Aim of the task
Pull every "Jumlah" line out of the data below.

Start of Information provided

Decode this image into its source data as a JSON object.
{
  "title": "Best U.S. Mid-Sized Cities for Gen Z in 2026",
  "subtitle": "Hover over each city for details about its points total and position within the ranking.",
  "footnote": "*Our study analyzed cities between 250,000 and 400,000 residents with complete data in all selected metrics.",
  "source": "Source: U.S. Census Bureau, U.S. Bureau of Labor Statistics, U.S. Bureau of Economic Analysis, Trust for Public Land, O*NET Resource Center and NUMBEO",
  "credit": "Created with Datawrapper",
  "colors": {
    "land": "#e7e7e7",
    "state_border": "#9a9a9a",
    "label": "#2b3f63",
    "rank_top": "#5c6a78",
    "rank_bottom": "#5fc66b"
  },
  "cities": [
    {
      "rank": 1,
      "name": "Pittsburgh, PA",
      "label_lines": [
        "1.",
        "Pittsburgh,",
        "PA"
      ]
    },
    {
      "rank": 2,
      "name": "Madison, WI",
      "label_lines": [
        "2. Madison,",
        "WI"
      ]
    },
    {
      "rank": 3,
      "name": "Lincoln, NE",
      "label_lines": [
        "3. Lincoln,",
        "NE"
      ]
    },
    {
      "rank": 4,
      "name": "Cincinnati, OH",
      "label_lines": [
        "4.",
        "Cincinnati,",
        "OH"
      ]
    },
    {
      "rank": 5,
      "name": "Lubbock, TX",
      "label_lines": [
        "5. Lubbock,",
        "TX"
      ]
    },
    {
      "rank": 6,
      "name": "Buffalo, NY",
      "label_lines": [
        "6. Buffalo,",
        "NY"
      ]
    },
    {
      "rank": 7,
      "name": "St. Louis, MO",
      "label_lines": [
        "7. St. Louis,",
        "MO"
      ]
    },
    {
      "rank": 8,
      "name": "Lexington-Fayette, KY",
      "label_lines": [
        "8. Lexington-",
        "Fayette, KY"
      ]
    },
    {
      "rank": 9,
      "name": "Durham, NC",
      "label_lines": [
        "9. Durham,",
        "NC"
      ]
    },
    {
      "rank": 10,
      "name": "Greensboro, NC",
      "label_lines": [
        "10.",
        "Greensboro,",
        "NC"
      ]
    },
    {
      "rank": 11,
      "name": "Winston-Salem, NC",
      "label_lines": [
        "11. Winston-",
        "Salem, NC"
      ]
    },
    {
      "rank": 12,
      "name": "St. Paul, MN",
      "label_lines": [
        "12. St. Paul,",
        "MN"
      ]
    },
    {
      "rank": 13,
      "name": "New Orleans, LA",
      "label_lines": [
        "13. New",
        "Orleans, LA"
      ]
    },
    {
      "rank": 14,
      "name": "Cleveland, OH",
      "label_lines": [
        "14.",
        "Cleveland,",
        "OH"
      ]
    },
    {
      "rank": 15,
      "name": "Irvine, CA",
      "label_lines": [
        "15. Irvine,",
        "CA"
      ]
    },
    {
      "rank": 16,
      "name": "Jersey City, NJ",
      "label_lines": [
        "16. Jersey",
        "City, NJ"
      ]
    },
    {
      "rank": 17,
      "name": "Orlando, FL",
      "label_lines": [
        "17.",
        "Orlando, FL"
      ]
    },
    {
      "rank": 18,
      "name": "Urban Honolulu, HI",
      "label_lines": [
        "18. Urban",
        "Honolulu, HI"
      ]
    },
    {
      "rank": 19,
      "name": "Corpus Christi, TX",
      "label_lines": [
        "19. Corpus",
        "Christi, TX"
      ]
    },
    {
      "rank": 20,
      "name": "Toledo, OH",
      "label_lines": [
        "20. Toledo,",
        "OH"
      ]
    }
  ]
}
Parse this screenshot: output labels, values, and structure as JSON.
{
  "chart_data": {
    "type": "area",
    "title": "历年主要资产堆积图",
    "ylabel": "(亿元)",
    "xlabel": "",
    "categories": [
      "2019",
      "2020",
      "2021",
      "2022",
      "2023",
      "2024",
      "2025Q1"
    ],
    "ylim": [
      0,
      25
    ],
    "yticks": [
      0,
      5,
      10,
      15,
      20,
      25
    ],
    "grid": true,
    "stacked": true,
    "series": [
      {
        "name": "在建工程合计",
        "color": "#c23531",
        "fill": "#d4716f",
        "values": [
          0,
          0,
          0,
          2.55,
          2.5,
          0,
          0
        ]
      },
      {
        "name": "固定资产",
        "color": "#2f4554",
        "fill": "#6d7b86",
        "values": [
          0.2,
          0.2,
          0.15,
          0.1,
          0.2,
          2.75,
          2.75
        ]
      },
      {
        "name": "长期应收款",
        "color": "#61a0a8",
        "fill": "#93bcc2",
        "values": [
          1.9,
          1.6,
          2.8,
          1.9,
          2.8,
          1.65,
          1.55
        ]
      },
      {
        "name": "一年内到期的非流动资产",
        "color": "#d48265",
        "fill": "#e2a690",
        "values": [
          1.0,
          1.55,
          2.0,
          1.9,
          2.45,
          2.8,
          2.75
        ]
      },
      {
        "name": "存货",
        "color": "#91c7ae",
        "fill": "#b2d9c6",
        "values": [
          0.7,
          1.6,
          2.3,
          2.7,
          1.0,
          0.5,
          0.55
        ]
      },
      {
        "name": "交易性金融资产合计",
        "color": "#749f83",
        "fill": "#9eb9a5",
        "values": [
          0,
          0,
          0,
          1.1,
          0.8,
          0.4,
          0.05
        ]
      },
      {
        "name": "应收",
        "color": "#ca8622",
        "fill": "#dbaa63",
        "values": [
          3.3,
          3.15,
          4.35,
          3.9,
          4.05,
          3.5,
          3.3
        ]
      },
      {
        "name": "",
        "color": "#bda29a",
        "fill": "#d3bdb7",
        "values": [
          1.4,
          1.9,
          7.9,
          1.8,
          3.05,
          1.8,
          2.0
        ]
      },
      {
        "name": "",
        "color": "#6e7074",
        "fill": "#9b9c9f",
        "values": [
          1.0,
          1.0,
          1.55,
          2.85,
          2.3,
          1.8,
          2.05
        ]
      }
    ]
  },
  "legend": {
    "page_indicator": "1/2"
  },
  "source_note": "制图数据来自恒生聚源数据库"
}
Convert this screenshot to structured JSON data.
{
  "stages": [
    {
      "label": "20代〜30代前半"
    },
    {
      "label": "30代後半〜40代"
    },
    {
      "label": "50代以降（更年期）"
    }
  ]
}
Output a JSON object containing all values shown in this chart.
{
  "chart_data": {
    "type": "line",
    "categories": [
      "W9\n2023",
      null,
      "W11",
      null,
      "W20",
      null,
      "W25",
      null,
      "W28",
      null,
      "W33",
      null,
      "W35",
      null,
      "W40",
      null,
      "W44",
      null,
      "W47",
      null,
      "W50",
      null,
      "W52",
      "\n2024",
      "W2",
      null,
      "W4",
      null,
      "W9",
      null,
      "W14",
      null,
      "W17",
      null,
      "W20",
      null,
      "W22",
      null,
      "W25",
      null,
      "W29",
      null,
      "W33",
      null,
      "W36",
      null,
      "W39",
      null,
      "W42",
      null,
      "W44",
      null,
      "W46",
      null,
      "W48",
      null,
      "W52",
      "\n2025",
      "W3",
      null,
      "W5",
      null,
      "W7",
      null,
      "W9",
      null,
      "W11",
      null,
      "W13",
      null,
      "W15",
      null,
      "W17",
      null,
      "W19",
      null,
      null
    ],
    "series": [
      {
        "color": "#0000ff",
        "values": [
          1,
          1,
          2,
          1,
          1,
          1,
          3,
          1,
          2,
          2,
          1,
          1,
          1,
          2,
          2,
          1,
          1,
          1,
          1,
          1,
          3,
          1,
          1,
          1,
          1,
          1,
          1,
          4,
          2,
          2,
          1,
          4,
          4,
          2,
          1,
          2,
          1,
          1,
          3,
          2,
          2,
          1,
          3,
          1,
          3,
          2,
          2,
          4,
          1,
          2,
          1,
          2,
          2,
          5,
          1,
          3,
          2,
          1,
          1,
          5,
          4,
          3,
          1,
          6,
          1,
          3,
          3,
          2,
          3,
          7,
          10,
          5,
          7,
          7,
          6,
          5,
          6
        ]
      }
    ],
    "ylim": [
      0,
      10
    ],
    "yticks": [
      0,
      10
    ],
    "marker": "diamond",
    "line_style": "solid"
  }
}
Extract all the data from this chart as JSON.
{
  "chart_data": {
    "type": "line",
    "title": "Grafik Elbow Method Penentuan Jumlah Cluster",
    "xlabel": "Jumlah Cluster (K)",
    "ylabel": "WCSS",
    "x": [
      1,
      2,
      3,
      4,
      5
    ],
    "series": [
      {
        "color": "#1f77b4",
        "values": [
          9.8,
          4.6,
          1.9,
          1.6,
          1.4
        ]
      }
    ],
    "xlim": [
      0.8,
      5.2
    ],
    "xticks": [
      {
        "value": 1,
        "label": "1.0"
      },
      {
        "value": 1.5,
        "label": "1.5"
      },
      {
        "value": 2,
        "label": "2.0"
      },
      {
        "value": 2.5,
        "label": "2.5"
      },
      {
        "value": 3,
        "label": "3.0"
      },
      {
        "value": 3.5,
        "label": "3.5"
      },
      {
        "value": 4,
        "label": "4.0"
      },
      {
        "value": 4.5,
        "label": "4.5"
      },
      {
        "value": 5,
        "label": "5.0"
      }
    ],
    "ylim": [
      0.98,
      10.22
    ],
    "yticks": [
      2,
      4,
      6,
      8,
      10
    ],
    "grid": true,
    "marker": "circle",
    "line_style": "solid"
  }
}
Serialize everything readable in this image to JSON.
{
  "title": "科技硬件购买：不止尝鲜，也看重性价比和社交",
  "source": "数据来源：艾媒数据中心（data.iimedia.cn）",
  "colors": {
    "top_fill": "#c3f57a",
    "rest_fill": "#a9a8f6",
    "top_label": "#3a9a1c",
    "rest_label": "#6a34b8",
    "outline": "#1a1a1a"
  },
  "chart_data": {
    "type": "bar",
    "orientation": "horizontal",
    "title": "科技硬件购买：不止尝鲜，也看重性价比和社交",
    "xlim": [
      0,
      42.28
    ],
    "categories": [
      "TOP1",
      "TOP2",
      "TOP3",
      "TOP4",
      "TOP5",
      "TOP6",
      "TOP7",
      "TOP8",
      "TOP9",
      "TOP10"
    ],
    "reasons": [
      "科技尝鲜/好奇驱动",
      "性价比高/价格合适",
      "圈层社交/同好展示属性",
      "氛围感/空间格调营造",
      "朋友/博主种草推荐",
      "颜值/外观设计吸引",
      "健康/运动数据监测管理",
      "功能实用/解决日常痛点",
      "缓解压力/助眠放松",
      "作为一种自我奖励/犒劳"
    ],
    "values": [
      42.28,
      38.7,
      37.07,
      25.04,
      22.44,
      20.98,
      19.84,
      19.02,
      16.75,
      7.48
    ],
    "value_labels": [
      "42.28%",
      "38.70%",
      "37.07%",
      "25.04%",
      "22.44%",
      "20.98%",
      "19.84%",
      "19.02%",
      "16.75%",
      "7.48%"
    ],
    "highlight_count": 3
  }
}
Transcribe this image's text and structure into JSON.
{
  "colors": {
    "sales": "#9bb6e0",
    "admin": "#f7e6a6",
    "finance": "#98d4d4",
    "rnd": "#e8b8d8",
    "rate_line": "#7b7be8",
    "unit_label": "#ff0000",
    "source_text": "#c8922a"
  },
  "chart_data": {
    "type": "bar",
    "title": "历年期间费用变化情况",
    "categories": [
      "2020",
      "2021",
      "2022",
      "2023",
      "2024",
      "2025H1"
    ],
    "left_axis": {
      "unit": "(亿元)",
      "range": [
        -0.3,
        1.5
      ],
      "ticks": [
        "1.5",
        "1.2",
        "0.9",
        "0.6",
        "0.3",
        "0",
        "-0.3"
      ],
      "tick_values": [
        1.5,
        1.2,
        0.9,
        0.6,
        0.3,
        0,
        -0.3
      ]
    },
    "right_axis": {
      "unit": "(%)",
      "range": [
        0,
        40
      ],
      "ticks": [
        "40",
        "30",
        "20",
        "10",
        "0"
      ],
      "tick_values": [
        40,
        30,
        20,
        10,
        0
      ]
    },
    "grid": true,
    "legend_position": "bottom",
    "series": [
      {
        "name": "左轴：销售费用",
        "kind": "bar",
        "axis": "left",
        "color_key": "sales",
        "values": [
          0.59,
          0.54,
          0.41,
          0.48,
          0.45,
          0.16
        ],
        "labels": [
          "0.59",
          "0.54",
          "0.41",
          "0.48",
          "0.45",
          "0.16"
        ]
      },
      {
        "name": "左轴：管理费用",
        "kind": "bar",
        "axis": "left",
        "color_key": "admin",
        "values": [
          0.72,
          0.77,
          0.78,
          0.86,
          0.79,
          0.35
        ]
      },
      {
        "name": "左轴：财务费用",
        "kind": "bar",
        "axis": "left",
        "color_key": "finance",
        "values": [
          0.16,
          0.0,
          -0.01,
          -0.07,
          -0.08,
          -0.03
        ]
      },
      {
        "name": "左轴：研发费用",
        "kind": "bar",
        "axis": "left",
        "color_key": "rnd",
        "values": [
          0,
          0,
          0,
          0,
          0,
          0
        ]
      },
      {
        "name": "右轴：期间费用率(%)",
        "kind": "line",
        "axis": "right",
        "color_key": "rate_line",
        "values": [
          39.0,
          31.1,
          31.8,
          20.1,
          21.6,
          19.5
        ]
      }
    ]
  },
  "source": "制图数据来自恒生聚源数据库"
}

End of Information provided

Reply
    "title": "Grafik Elbow Method Penentuan Jumlah Cluster",
    "xlabel": "Jumlah Cluster (K)",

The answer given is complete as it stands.